Structured figure records
---
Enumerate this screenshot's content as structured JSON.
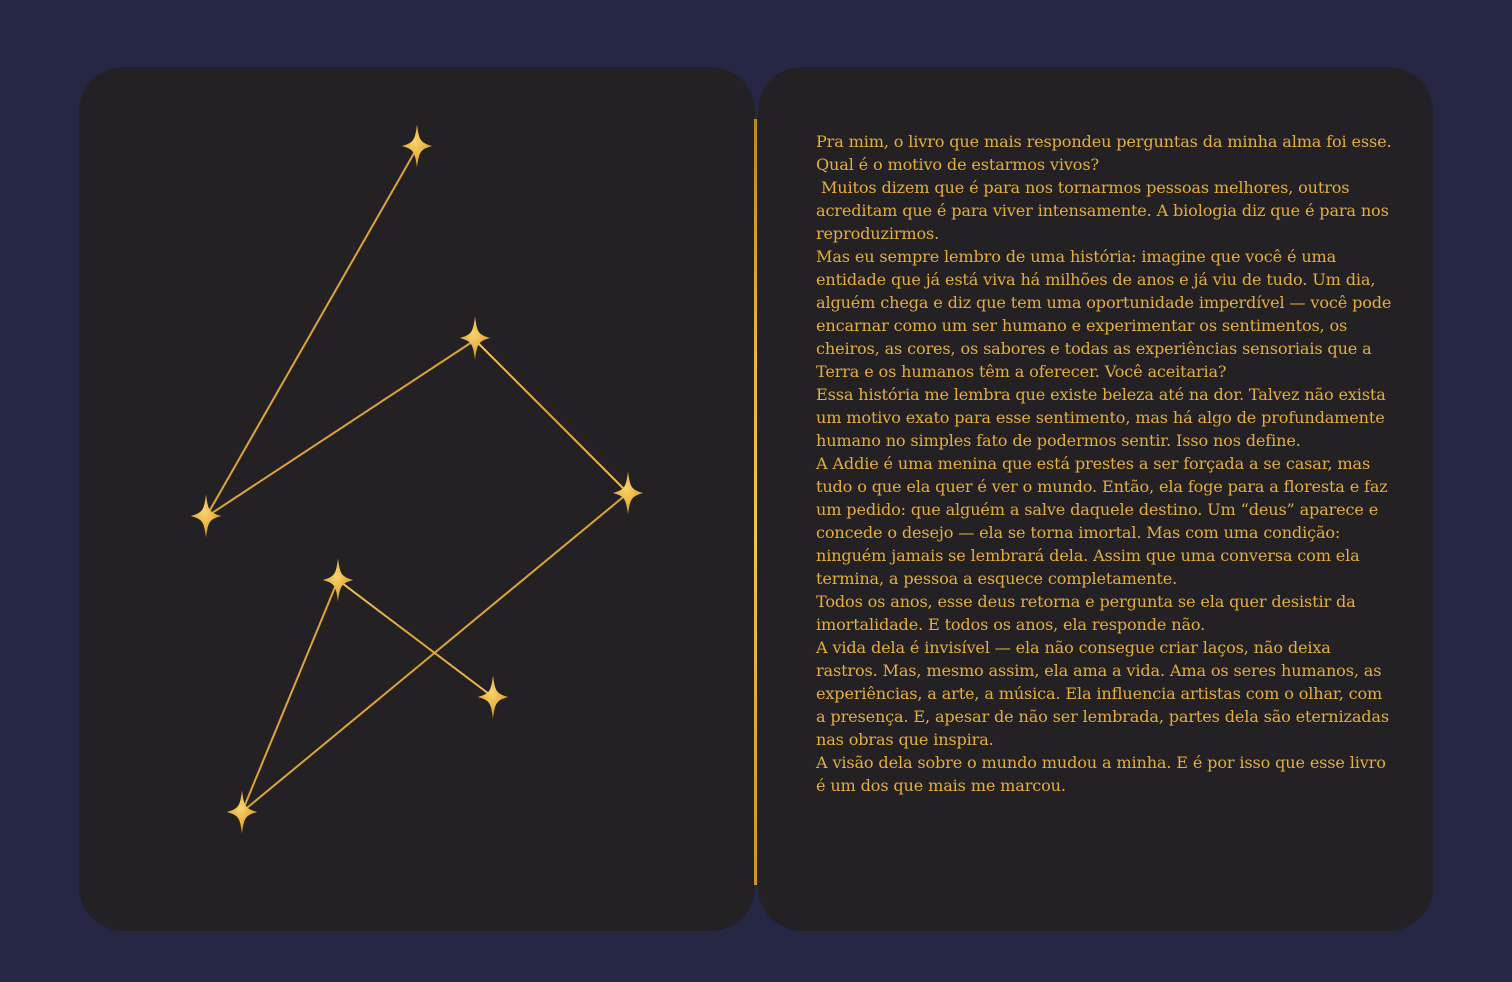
{
  "colors": {
    "background": "#262745",
    "page": "#242124",
    "gold": "#e3ad3f",
    "gold_light": "#f3c65a",
    "gold_dark": "#c08a2c"
  },
  "constellation": {
    "icon": "four-point-star-icon",
    "star_count": 7
  },
  "review": {
    "paragraphs": [
      "Pra mim, o livro que mais respondeu perguntas da minha alma foi esse.",
      "Qual é o motivo de estarmos vivos?",
      " Muitos dizem que é para nos tornarmos pessoas melhores, outros acreditam que é para viver intensamente. A biologia diz que é para nos reproduzirmos.",
      "Mas eu sempre lembro de uma história: imagine que você é uma entidade que já está viva há milhões de anos e já viu de tudo. Um dia, alguém chega e diz que tem uma oportunidade imperdível — você pode encarnar como um ser humano e experimentar os sentimentos, os cheiros, as cores, os sabores e todas as experiências sensoriais que a Terra e os humanos têm a oferecer. Você aceitaria?",
      "Essa história me lembra que existe beleza até na dor. Talvez não exista um motivo exato para esse sentimento, mas há algo de profundamente humano no simples fato de podermos sentir. Isso nos define.",
      "A Addie é uma menina que está prestes a ser forçada a se casar, mas tudo o que ela quer é ver o mundo. Então, ela foge para a floresta e faz um pedido: que alguém a salve daquele destino. Um “deus” aparece e concede o desejo — ela se torna imortal. Mas com uma condição: ninguém jamais se lembrará dela. Assim que uma conversa com ela termina, a pessoa a esquece completamente.",
      "Todos os anos, esse deus retorna e pergunta se ela quer desistir da imortalidade. E todos os anos, ela responde não.",
      "A vida dela é invisível — ela não consegue criar laços, não deixa rastros. Mas, mesmo assim, ela ama a vida. Ama os seres humanos, as experiências, a arte, a música. Ela influencia artistas com o olhar, com a presença. E, apesar de não ser lembrada, partes dela são eternizadas nas obras que inspira.",
      "A visão dela sobre o mundo mudou a minha. E é por isso que esse livro é um dos que mais me marcou."
    ]
  }
}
---
• [OBJECTIVE]
Scan the material and collect every line that contains "dela".

• [SOLUTION TO THE EXERCISE]
      "A Addie é uma menina que está prestes a ser forçada a se casar, mas tudo o que ela quer é ver o mundo. Então, ela foge para a floresta e faz um pedido: que alguém a salve daquele destino. Um “deus” aparece e concede o desejo — ela se torna imortal. Mas com uma condição: ninguém jamais se lembrará dela. Assim que uma conversa com ela termina, a pessoa a esquece completamente.",
      "A vida dela é invisível — ela não consegue criar laços, não deixa rastros. Mas, mesmo assim, ela ama a vida. Ama os seres humanos, as experiências, a arte, a música. Ela influencia artistas com o olhar, com a presença. E, apesar de não ser lembrada, partes dela são eternizadas nas obras que inspira.",
      "A visão dela sobre o mundo mudou a minha. E é por isso que esse livro é um dos que mais me marcou."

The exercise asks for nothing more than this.